▶ Task prompt
Filter the data below down to the lines that contain the string "button", and copy each of those lines in full.

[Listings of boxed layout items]

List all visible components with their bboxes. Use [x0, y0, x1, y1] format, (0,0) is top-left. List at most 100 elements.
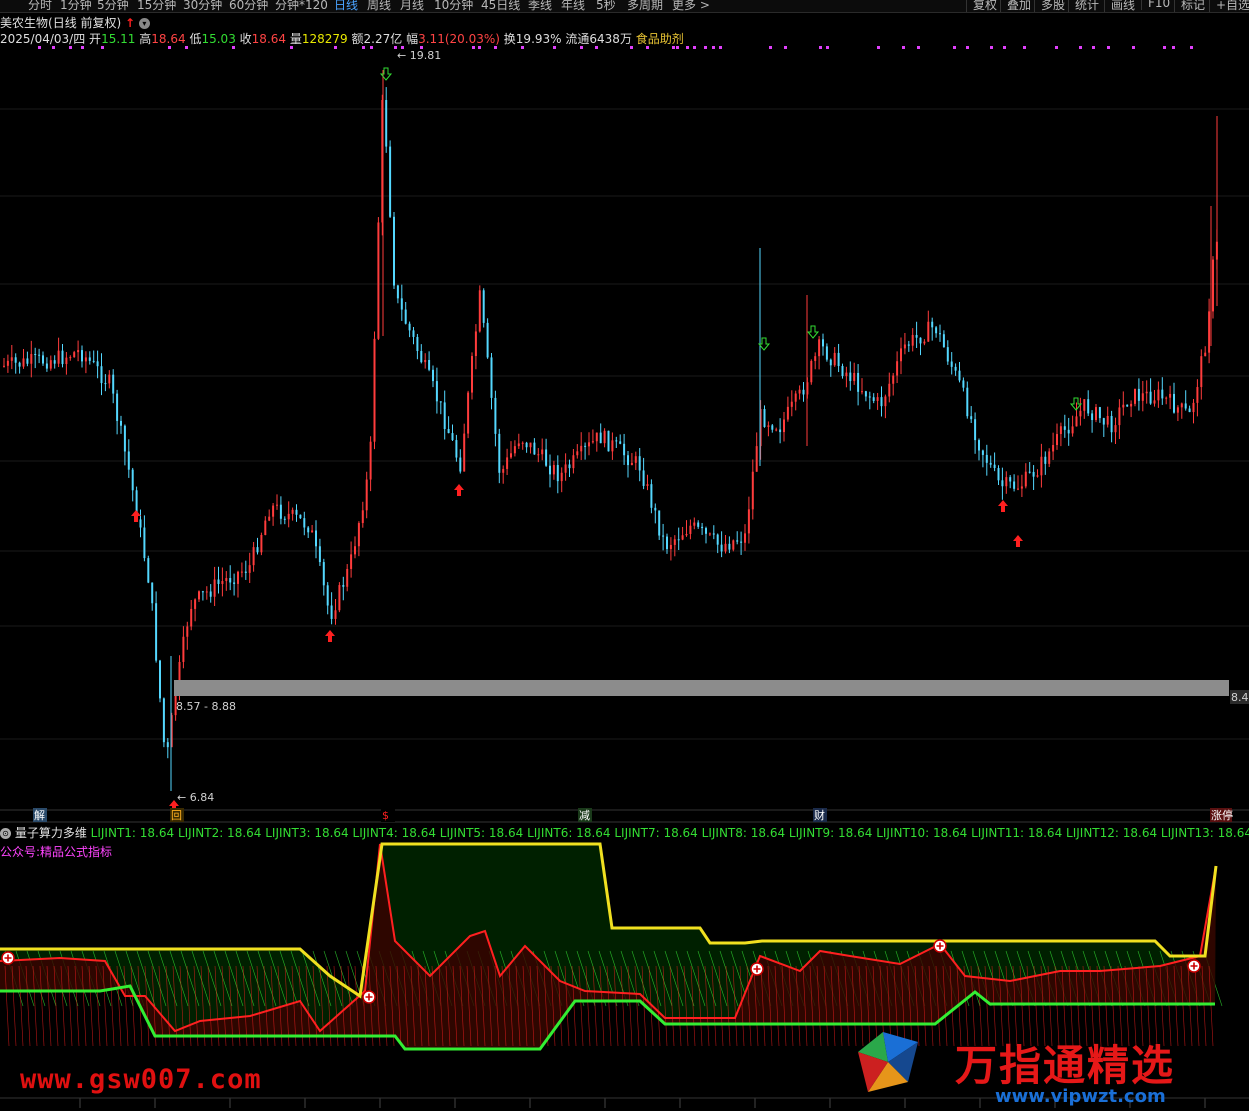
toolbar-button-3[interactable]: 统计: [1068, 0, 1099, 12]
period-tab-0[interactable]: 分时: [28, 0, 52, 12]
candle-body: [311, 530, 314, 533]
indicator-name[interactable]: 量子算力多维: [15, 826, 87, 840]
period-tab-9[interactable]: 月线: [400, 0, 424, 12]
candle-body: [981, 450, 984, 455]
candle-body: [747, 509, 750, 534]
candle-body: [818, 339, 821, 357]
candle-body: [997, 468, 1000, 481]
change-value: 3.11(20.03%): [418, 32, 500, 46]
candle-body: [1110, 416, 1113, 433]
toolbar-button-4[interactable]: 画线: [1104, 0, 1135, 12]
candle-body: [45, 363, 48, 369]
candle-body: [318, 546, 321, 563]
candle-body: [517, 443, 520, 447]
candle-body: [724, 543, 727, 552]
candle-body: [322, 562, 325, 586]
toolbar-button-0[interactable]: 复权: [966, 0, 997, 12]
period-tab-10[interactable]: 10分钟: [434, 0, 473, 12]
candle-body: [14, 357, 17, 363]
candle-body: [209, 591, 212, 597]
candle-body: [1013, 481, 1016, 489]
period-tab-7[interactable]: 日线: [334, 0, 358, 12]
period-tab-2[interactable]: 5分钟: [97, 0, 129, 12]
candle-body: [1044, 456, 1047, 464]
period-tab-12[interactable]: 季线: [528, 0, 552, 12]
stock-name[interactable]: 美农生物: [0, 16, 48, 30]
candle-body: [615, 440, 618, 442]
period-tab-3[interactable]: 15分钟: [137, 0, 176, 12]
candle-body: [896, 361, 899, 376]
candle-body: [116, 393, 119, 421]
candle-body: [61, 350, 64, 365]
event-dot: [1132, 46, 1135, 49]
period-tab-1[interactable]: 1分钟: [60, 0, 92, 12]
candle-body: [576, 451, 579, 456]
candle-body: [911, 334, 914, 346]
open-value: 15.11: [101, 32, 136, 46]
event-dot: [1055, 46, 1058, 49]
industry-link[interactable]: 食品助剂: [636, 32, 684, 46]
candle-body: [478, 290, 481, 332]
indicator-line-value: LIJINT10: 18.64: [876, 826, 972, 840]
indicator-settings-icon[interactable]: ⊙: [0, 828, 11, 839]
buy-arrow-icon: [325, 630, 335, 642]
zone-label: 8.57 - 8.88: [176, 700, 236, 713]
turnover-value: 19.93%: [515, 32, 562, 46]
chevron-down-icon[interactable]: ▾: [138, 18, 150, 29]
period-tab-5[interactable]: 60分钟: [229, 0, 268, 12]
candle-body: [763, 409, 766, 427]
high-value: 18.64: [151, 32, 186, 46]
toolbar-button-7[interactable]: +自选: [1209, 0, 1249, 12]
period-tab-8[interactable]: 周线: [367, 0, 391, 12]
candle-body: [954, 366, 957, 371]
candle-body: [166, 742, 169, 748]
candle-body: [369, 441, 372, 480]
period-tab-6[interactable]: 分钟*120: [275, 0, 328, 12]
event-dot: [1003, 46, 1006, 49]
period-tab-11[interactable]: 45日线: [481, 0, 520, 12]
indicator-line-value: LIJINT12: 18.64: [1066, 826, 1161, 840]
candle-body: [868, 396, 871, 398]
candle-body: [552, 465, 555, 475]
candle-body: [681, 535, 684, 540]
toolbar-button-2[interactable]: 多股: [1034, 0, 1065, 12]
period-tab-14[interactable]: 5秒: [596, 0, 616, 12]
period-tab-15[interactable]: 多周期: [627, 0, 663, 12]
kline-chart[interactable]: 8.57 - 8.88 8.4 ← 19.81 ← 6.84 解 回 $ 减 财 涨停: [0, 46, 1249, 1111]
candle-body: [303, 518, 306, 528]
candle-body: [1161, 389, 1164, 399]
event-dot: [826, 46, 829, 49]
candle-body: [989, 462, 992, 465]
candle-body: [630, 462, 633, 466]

▶ Solution below
toolbar-button-3[interactable]: 统计: [1068, 0, 1099, 12]
toolbar-button-4[interactable]: 画线: [1104, 0, 1135, 12]
toolbar-button-0[interactable]: 复权: [966, 0, 997, 12]
toolbar-button-7[interactable]: +自选: [1209, 0, 1249, 12]
toolbar-button-2[interactable]: 多股: [1034, 0, 1065, 12]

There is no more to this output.